• [Exercise task 1]: In the blog, substitute "computer games" for "video games" and write out the passage from "Wednesday, January 07, 2009" up to and including "games as art.".

• [Selection]:
━━━━
Wednesday, January 07, 2009

Blizzard

Incoming post, it is about the goodness video games, music in video games, and games as escapist fun as contrasted to games as art.

Just FYI.

Wednesday, December 10, 2008

End of Line... Carriage Return

Or at least the term. Just finished last final. It was statistics and I'm pretty much convinced although it is an important branch of science, it isn't sciencey enough. I did a whole class and didn't do a single Taylor expansion; I don't think that has ever happened to me in any class since my first-first year. Definitely not in a non-100 level 'science' course. It shows that too many things are calculable without the need for approximation, which means your not doing hard enough stuff.

Insert thought break so this next section looks less jarring.

.. just for a laugh, I thought I'd look and see how many classes I've taken at UBC:
ASTR: 201, 202, 303, 304, 402, 403, 404, 405, 449*
BIOL: 111
COGS: 200
EOSC: 114
MATH: 200, 215, 221, 300, 307, 316, 317, 318, 342, 345
PHIL: 220
PHYS: 200, 203, 206, 209, 301, 304, 308, 309, 314, 400, 402, 403, 407
STAT: 200
*Thesis

Not the most well rounded education... I would describe it as 'trimodal'. Couple that too 40ish transfer credits as well.

But I've realized I've accumulated a lot of knowledge, but never really applied except through regular application of smartassery. Coupled with unnecessary vocabulary. At least in a year or two it'll be describable as... quadramodal?

Monday, September 22, 2008

Life Reordered All is Well

So I'm back at school, so naturally it is time to blog again. This time about the most amazing thing I just realized, and it was given to me by the easiest class I've ever actually done the homework in: Stat200.

So I did a homework assignment, not so crazy in this day in age. It is due Tuesday at 5 pm, so this isn't exactly 'late' at all, I'd still have time to go talk to a TA, check it over, yadayadayada.
━━━━
[Listings of boxed layout items]
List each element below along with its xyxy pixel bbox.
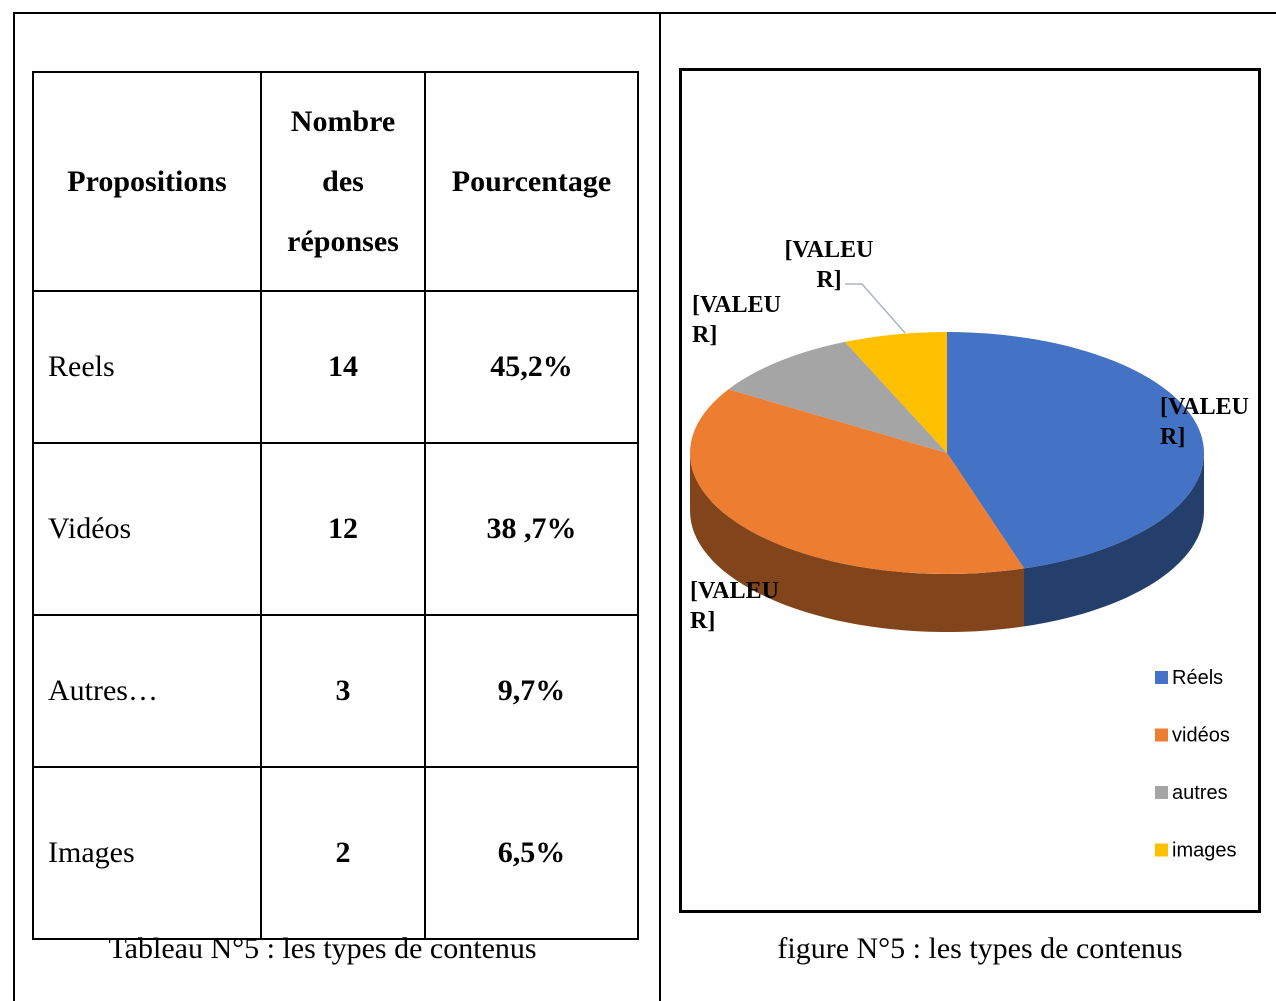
table-row: Autres… 3 9,7%: [32, 614, 639, 768]
table-cell: Autres…: [32, 614, 262, 768]
legend-label: images: [1172, 840, 1236, 862]
slice: [728, 341, 947, 453]
table-cell: 12: [260, 442, 426, 616]
slice: [690, 389, 1025, 574]
legend-label: vidéos: [1172, 725, 1230, 747]
table-cell: 9,7%: [424, 614, 639, 768]
leader-line: [845, 283, 906, 334]
header-row: Propositions Nombre des réponses Pourcen…: [32, 71, 639, 292]
slice: [947, 332, 1204, 569]
table-row: Images 2 6,5%: [32, 766, 639, 940]
table-cell: 2: [260, 766, 426, 940]
table-cell: Images: [32, 766, 262, 940]
chart-caption: figure N°5 : les types de contenus: [777, 932, 1183, 965]
divider: [659, 12, 661, 1001]
value-label: [VALEUR]: [692, 292, 781, 348]
legend-label: Réels: [1172, 667, 1223, 689]
legend-swatch: [1155, 728, 1168, 742]
table-cell: 3: [260, 614, 426, 768]
table-cell: 14: [260, 290, 426, 444]
value-label: [VALEUR]: [784, 237, 874, 293]
legend-swatch: [1155, 843, 1168, 857]
frame: [13, 12, 1276, 1001]
legend-swatch: [1155, 671, 1168, 684]
slice: [845, 332, 947, 453]
table-row: Vidéos 12 38 ,7%: [32, 442, 639, 616]
value-label: [VALEUR]: [690, 578, 779, 634]
table-cell: 45,2%: [424, 290, 639, 444]
table-caption: Tableau N°5 : les types de contenus: [108, 932, 537, 965]
header-cell: Propositions: [32, 71, 262, 292]
legend-swatch: [1155, 786, 1168, 799]
value-label: [VALEUR]: [1160, 394, 1249, 450]
table-cell: 38 ,7%: [424, 442, 639, 616]
data-table: Propositions Nombre des réponses Pourcen…: [32, 71, 639, 940]
header-cell: Nombre des réponses: [260, 71, 426, 292]
table-cell: Vidéos: [32, 442, 262, 616]
chart-box: [679, 68, 1261, 913]
slice-side: [690, 453, 1024, 632]
slice-side: [1024, 453, 1204, 627]
legend-label: autres: [1172, 782, 1228, 804]
table-cell: Reels: [32, 290, 262, 444]
table-cell: 6,5%: [424, 766, 639, 940]
header-cell: Pourcentage: [424, 71, 639, 292]
table-row: Reels 14 45,2%: [32, 290, 639, 444]
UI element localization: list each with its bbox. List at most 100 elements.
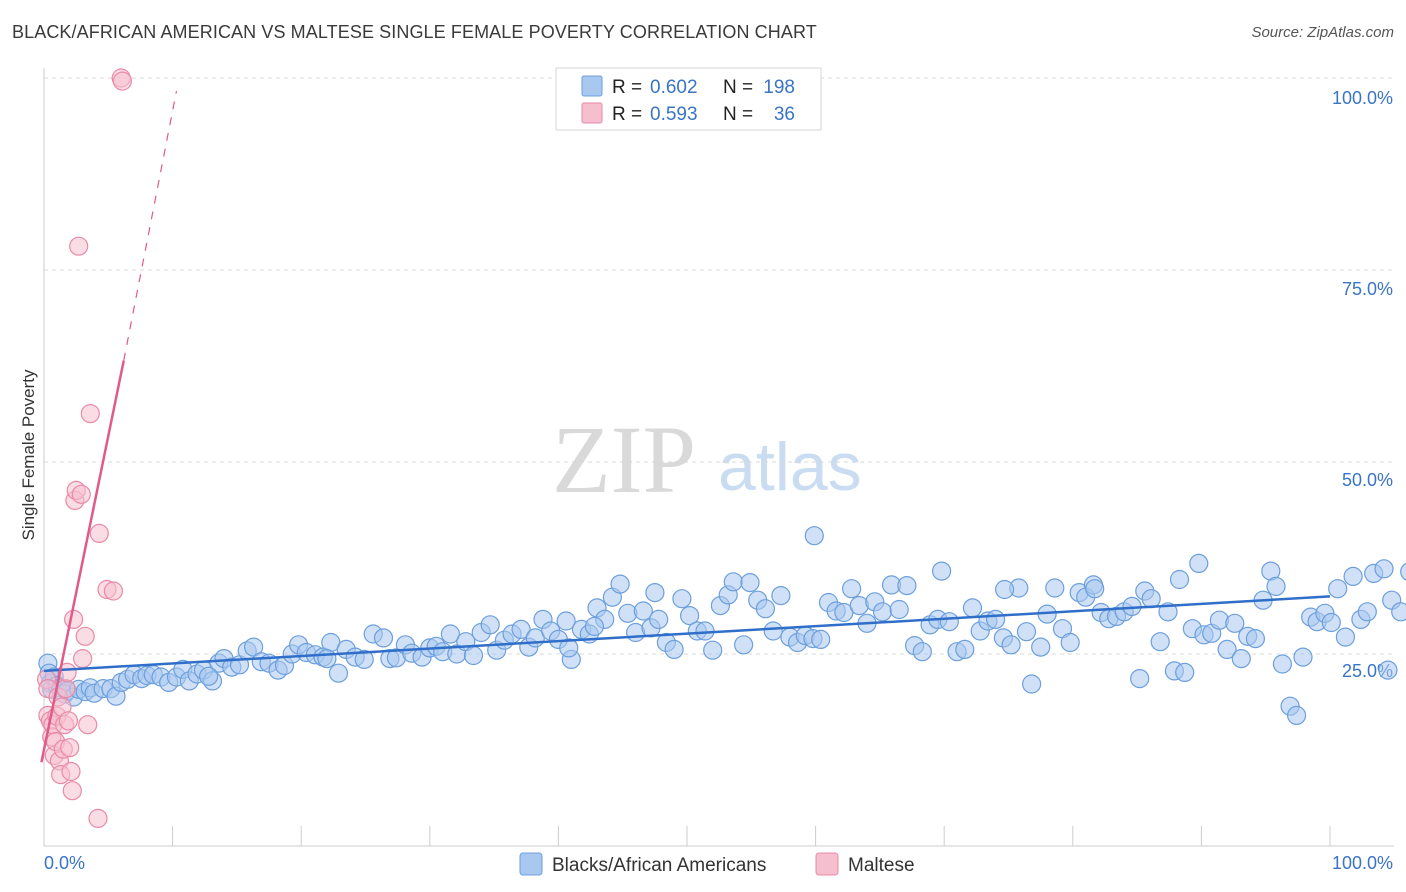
blacks-african-americans-point [985,609,1006,630]
blacks-african-americans-point [740,572,760,593]
trend-lines [40,90,1331,763]
blacks-african-americans-point [1016,622,1037,642]
blacks-african-americans-point [1374,559,1394,579]
maltese-point [57,662,77,683]
blacks-african-americans-point [1189,553,1209,574]
source-credit: Source: ZipAtlas.com [1251,24,1394,41]
blacks-african-americans-point [354,649,374,670]
blacks-african-americans-point [1335,627,1356,647]
maltese-point [103,581,124,601]
blacks-african-americans-point [1217,639,1237,660]
blacks-african-americans-point [1286,705,1307,726]
blacks-african-americans-point [1391,602,1406,622]
blacks-african-americans-point [633,601,653,621]
maltese-point [69,236,89,256]
blacks-african-americans-point [645,582,665,603]
blacks-african-americans-point [664,639,684,660]
x-tick-label-100: 100.0% [1332,853,1393,873]
blacks-african-americans-point [1225,613,1245,633]
y-axis-title: Single Female Poverty [19,369,38,541]
blacks-african-americans-point [556,611,576,631]
maltese-point [89,523,109,544]
blacks-african-americans-point [1150,632,1170,652]
blacks-african-americans-point [1021,674,1042,694]
legend-n-value-blue: 198 [763,77,795,98]
watermark: ZIP atlas [552,406,862,513]
blacks-african-americans-point [841,579,862,599]
maltese-point [88,808,108,829]
blacks-african-americans-point [931,561,952,581]
legend-swatch-pink [581,102,603,124]
blacks-african-americans-point [610,574,630,594]
blacks-african-americans-point [811,629,831,650]
blacks-african-americans-point [1378,660,1398,680]
blacks-african-americans-point [1328,579,1348,599]
blacks-african-americans-point [1400,562,1406,581]
bottom-legend-swatch-blue [519,852,543,876]
blacks-african-americans-point [1343,566,1363,587]
blacks-african-americans-point [1031,637,1051,657]
y-tick-label-50: 50.0% [1342,470,1393,490]
maltese-point [80,404,100,424]
maltese-point [58,711,79,731]
blacks-african-americans-point [755,599,776,619]
legend-n-label-pink: N = [723,104,753,125]
x-axis-ticks [43,826,1331,846]
blacks-african-americans-point [1130,668,1150,689]
trend-line-blacks-african-americans [43,595,1331,673]
blacks-african-americans-point [1158,602,1178,622]
blacks-african-americans-point [703,640,723,660]
blacks-african-americans-point [939,612,959,632]
blacks-african-americans-point [584,616,605,637]
blacks-african-americans-point [1085,579,1105,599]
blacks-african-americans-point [1169,569,1190,590]
trend-line-maltese-extension [123,90,178,361]
blacks-african-americans-point [511,619,531,640]
maltese-point [56,678,76,699]
trend-line-maltese [40,360,125,763]
chart-title: BLACK/AFRICAN AMERICAN VS MALTESE SINGLE… [12,22,817,42]
blacks-african-americans-point [1245,628,1266,649]
blacks-african-americans-point [1231,648,1251,669]
blacks-african-americans-point [440,624,460,644]
maltese-point [112,71,133,91]
maltese-point [60,738,80,758]
bottom-legend-swatch-pink [815,852,839,876]
legend-r-value-blue: 0.602 [650,77,698,98]
blacks-african-americans-point [1293,647,1313,667]
blacks-african-americans-point [1357,602,1377,622]
blacks-african-americans-point [962,598,983,618]
blacks-african-americans-point [463,645,484,666]
bottom-legend-label-pink: Maltese [848,855,915,876]
blacks-african-americans-point [679,605,700,626]
series-maltese [36,68,133,829]
blacks-african-americans-point [1272,654,1293,674]
bottom-legend-label-blue: Blacks/African Americans [552,855,766,876]
watermark-atlas: atlas [718,429,862,505]
blacks-african-americans-point [559,638,579,658]
maltese-point [63,609,84,630]
legend-swatch-blue [581,75,603,97]
legend-r-value-pink: 0.593 [650,104,698,125]
blacks-african-americans-point [649,609,669,630]
blacks-african-americans-point [373,628,394,648]
legend-n-value-pink: 36 [774,104,795,125]
blacks-african-americans-point [733,635,754,655]
series-legend: Blacks/African Americans Maltese [519,852,915,876]
blacks-african-americans-point [1045,578,1065,598]
blacks-african-americans-point [912,642,932,662]
y-tick-label-100: 100.0% [1332,88,1393,108]
blacks-african-americans-point [872,602,893,622]
blacks-african-americans-point [763,621,783,641]
legend-r-label-blue: R = [612,77,642,98]
legend-r-label-pink: R = [612,104,642,125]
watermark-zip: ZIP [552,406,696,513]
maltese-point [61,761,81,782]
blacks-african-americans-point [1266,576,1286,597]
blacks-african-americans-point [771,585,791,606]
blacks-african-americans-point [199,666,219,686]
y-tick-label-75: 75.0% [1342,279,1393,299]
blacks-african-americans-point [480,615,500,635]
maltese-point [75,626,95,646]
maltese-point [71,484,91,504]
━━━━
• [Exercise task 2]: Put the rows into a Markdown table with the columns "No." and "Line", numbering each line. Cover only the lines from the start of the rows up to and including the line containing "UI element localization: list", skip blank lines, and leave the pictures out.

• [Complete answer 1]:
Wednesday, January 07, 2009

Blizzard

Incoming post, it is about the goodness computer games, music in computer games, and games as escapist fun as contrasted to games as art.

• [Complete answer 2]:
| No. | Line |
|---|---|
| 1 | List each element below along with its xyxy pixel bbox. |
| 2 | table-row: Autres… 3 9,7%: [32, 614, 639, 768] |
| 3 | table-cell: Autres…: [32, 614, 262, 768] |
| 4 | legend-label: images: [1172, 840, 1236, 862] |
| 5 | slice: [728, 341, 947, 453] |
| 6 | table-cell: 12: [260, 442, 426, 616] |
| 7 | slice: [690, 389, 1025, 574] |
| 8 | legend-label: vidéos: [1172, 725, 1230, 747] |
| 9 | table-cell: 9,7%: [424, 614, 639, 768] |
| 10 | leader-line: [845, 283, 906, 334] |
| 11 | header-row: Propositions Nombre des réponses Pourcen…: [32, 71, 639, 292] |
| 12 | slice: [947, 332, 1204, 569] |
| 13 | table-row: Images 2 6,5%: [32, 766, 639, 940] |
| 14 | table-cell: 2: [260, 766, 426, 940] |
| 15 | table-cell: Images: [32, 766, 262, 940] |
| 16 | chart-caption: figure N°5 : les types de contenus: [777, 932, 1183, 965] |
| 17 | divider: [659, 12, 661, 1001] |
| 18 | value-label: [VALEUR]: [692, 292, 781, 348] |
| 19 | legend-label: Réels: [1172, 667, 1223, 689] |
| 20 | legend-swatch: [1155, 728, 1168, 742] |
| 21 | table-cell: 3: [260, 614, 426, 768] |
| 22 | table-cell: 14: [260, 290, 426, 444] |
| 23 | value-label: [VALEUR]: [784, 237, 874, 293] |
| 24 | legend-swatch: [1155, 843, 1168, 857] |
| 25 | frame: [13, 12, 1276, 1001] |
| 26 | legend-swatch: [1155, 671, 1168, 684] |
| 27 | slice: [845, 332, 947, 453] |
| 28 | table-row: Vidéos 12 38 ,7%: [32, 442, 639, 616] |
| 29 | value-label: [VALEUR]: [690, 578, 779, 634] |
| 30 | table-cell: 45,2%: [424, 290, 639, 444] |
| 31 | table-caption: Tableau N°5 : les types de contenus: [108, 932, 537, 965] |
| 32 | header-cell: Propositions: [32, 71, 262, 292] |
| 33 | legend-swatch: [1155, 786, 1168, 799] |
| 34 | value-label: [VALEUR]: [1160, 394, 1249, 450] |
| 35 | table-cell: 38 ,7%: [424, 442, 639, 616] |
| 36 | data-table: Propositions Nombre des réponses Pourcen…: [32, 71, 639, 940] |
| 37 | header-cell: Nombre des réponses: [260, 71, 426, 292] |
| 38 | table-cell: Vidéos: [32, 442, 262, 616] |
| 39 | chart-box: [679, 68, 1261, 913] |
| 40 | slice-side: [690, 453, 1024, 632] |
| 41 | slice-side: [1024, 453, 1204, 627] |
| 42 | legend-label: autres: [1172, 782, 1228, 804] |
| 43 | table-cell: Reels: [32, 290, 262, 444] |
| 44 | table-cell: 6,5%: [424, 766, 639, 940] |
| 45 | header-cell: Pourcentage: [424, 71, 639, 292] |
| 46 | table-row: Reels 14 45,2%: [32, 290, 639, 444] |
| 47 | UI element localization: list each with its bbox. List at most 100 elements. |